• _Your instructions_
Records follow. Select each line holding "pays".

• _Data shown_
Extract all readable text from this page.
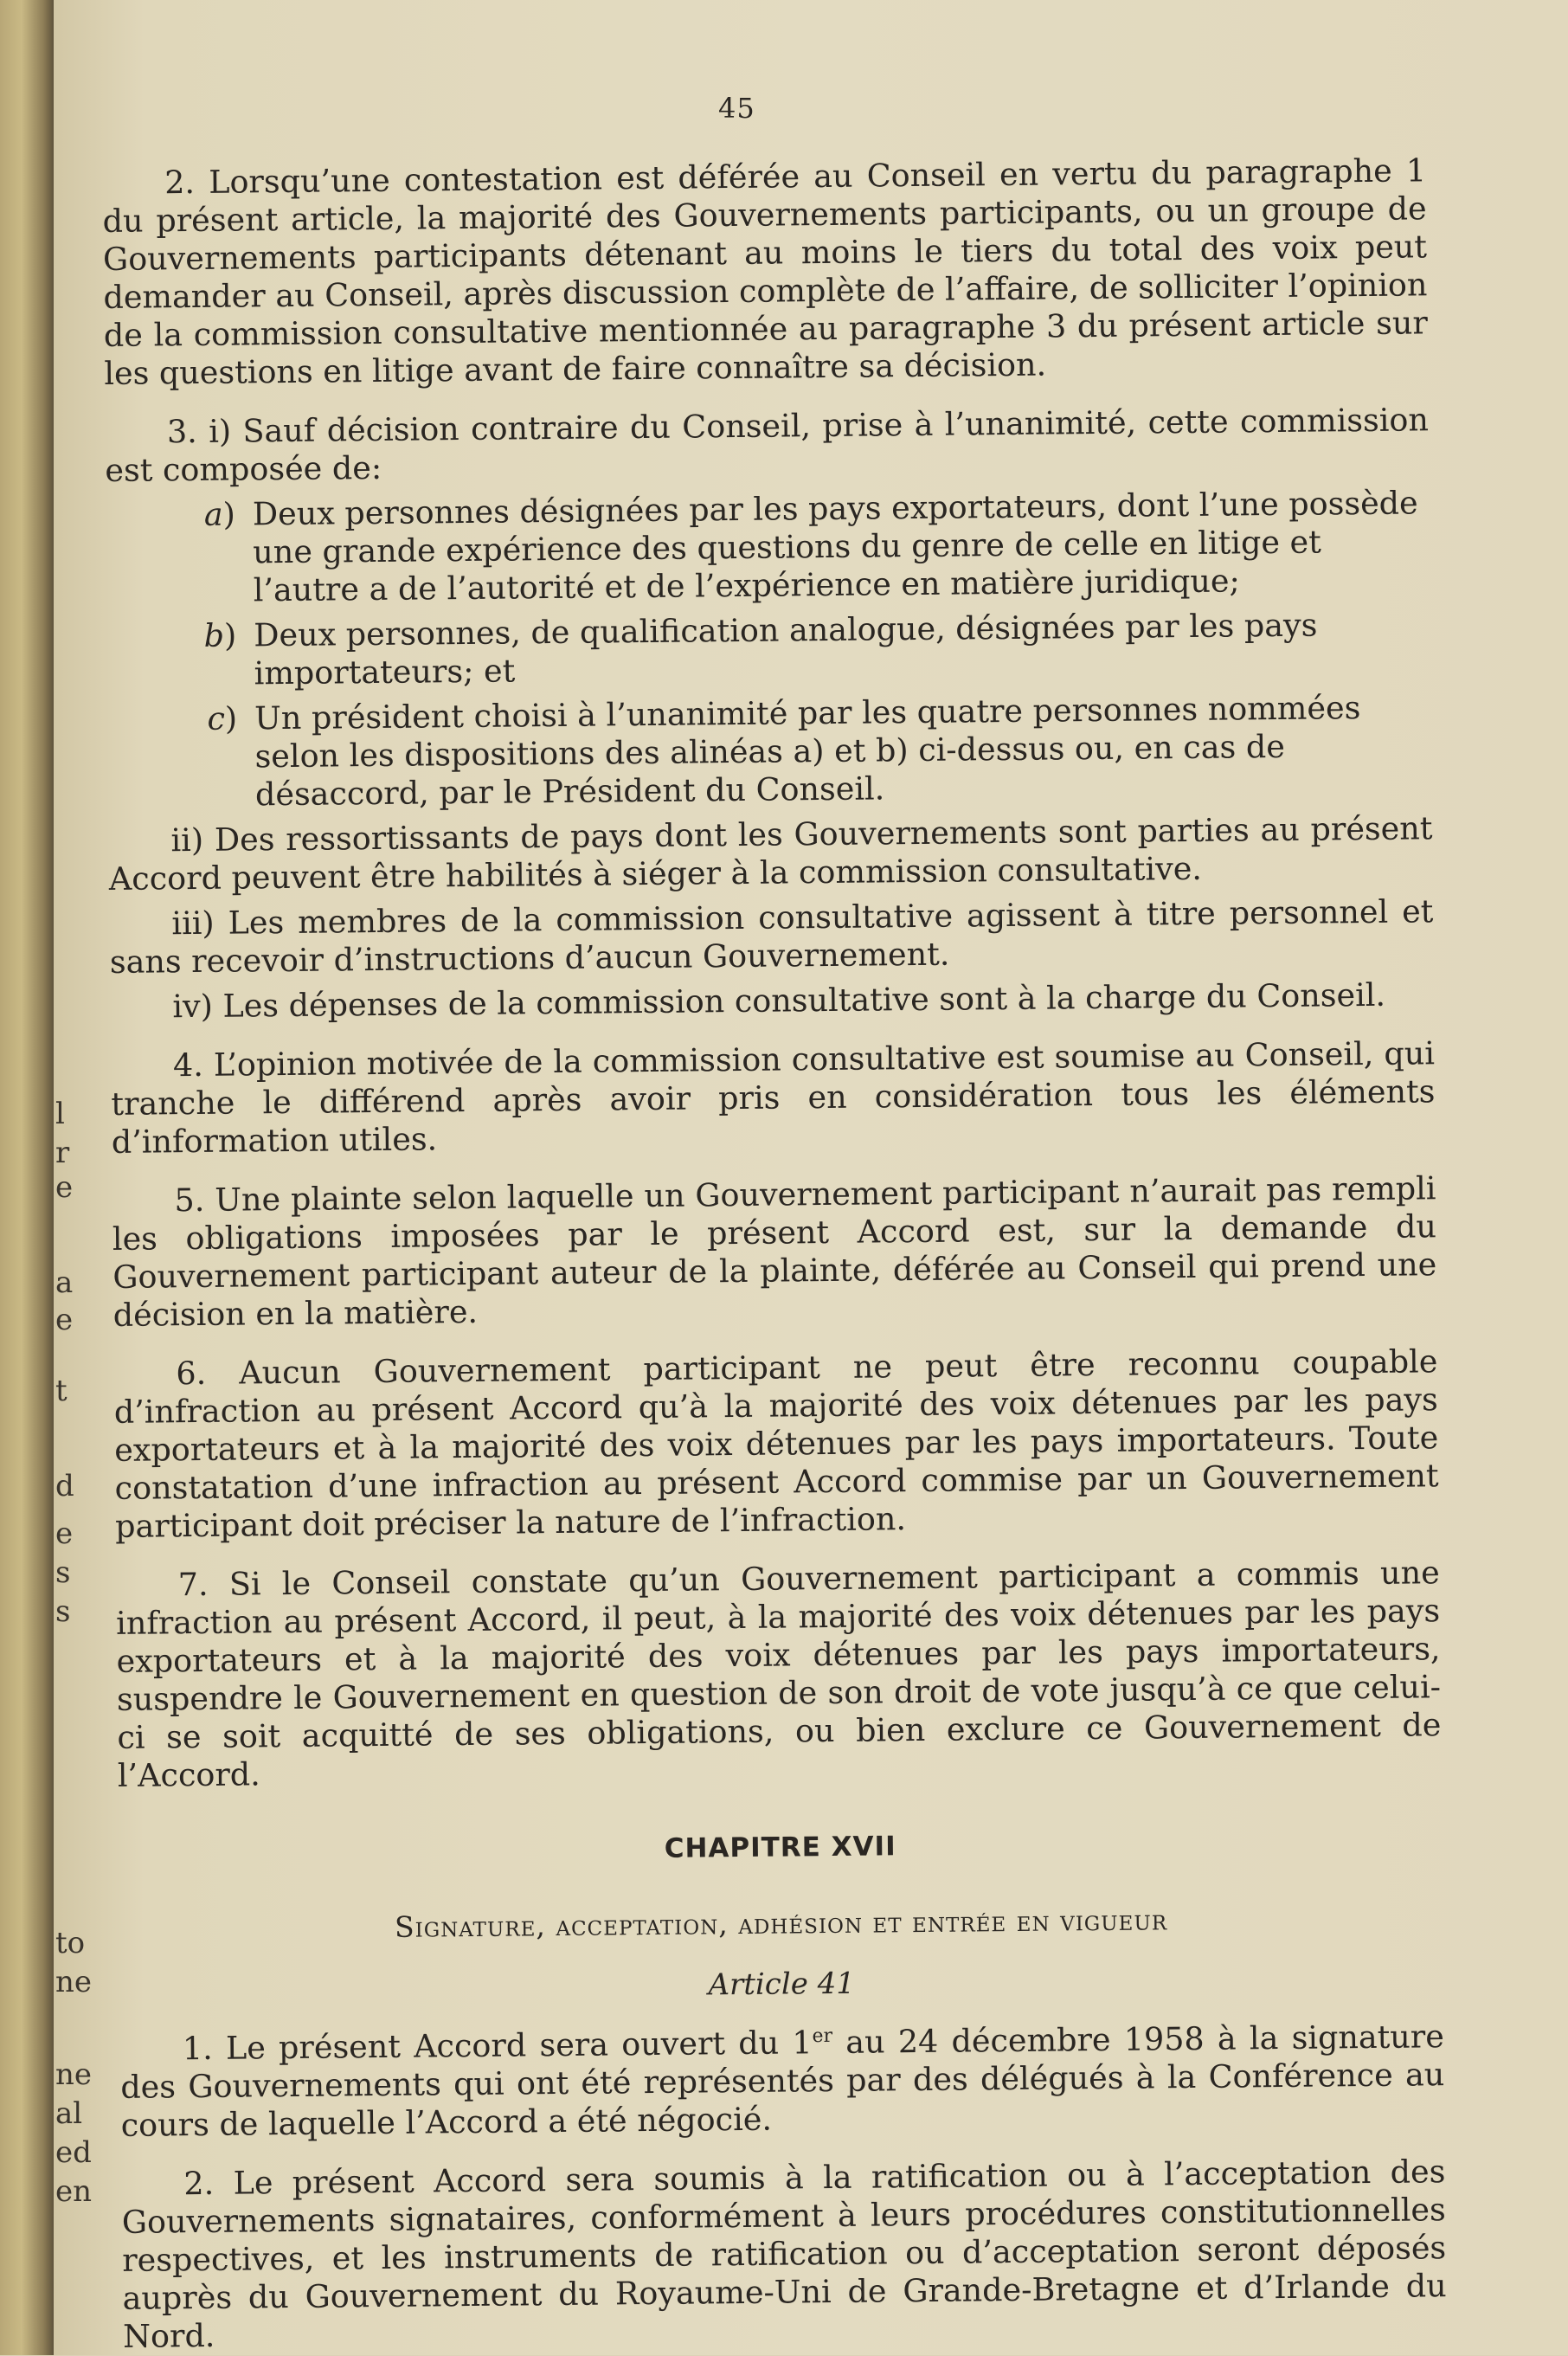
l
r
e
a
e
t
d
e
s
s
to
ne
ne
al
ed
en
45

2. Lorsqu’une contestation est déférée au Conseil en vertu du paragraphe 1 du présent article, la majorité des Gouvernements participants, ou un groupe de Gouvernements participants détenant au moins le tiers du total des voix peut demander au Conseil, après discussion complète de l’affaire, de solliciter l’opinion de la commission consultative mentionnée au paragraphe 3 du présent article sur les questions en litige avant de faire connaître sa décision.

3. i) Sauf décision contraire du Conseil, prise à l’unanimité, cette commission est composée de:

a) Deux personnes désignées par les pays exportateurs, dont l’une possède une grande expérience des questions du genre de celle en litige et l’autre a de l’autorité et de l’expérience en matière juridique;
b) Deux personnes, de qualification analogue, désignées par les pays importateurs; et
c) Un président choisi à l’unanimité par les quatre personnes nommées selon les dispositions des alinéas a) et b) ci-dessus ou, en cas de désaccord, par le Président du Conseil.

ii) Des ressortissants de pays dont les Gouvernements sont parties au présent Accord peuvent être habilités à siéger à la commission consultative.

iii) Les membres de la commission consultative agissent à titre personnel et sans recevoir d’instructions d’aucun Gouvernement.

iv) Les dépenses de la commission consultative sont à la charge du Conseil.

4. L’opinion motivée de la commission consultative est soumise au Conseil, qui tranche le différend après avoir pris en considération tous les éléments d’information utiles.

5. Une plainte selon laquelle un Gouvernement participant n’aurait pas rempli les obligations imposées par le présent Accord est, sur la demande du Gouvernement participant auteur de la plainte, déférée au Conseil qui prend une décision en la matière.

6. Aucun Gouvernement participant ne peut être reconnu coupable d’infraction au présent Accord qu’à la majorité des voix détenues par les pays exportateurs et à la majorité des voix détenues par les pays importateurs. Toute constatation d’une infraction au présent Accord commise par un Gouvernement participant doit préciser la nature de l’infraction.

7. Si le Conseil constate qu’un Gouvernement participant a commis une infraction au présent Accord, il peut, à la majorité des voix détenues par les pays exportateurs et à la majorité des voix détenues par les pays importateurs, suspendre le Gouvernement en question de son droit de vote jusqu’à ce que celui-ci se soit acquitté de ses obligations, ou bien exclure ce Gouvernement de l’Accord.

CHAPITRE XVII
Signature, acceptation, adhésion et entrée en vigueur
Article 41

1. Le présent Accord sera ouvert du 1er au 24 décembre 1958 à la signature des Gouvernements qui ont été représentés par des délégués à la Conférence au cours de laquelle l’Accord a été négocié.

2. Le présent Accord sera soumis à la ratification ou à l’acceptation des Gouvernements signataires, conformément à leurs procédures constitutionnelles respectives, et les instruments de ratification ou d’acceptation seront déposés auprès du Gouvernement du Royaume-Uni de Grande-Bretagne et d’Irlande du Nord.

• _Result for this exercise_
a) Deux personnes désignées par les pays exportateurs, dont l’une possède une grande expérience des questions du genre de celle en litige et l’autre a de l’autorité et de l’expérience en matière juridique;
b) Deux personnes, de qualification analogue, désignées par les pays importateurs; et
ii) Des ressortissants de pays dont les Gouvernements sont parties au présent Accord peuvent être habilités à siéger à la commission consultative.
6. Aucun Gouvernement participant ne peut être reconnu coupable d’infraction au présent Accord qu’à la majorité des voix détenues par les pays exportateurs et à la majorité des voix détenues par les pays importateurs. Toute constatation d’une infraction au présent Accord commise par un Gouvernement participant doit préciser la nature de l’infraction.
7. Si le Conseil constate qu’un Gouvernement participant a commis une infraction au présent Accord, il peut, à la majorité des voix détenues par les pays exportateurs et à la majorité des voix détenues par les pays importateurs, suspendre le Gouvernement en question de son droit de vote jusqu’à ce que celui-ci se soit acquitté de ses obligations, ou bien exclure ce Gouvernement de l’Accord.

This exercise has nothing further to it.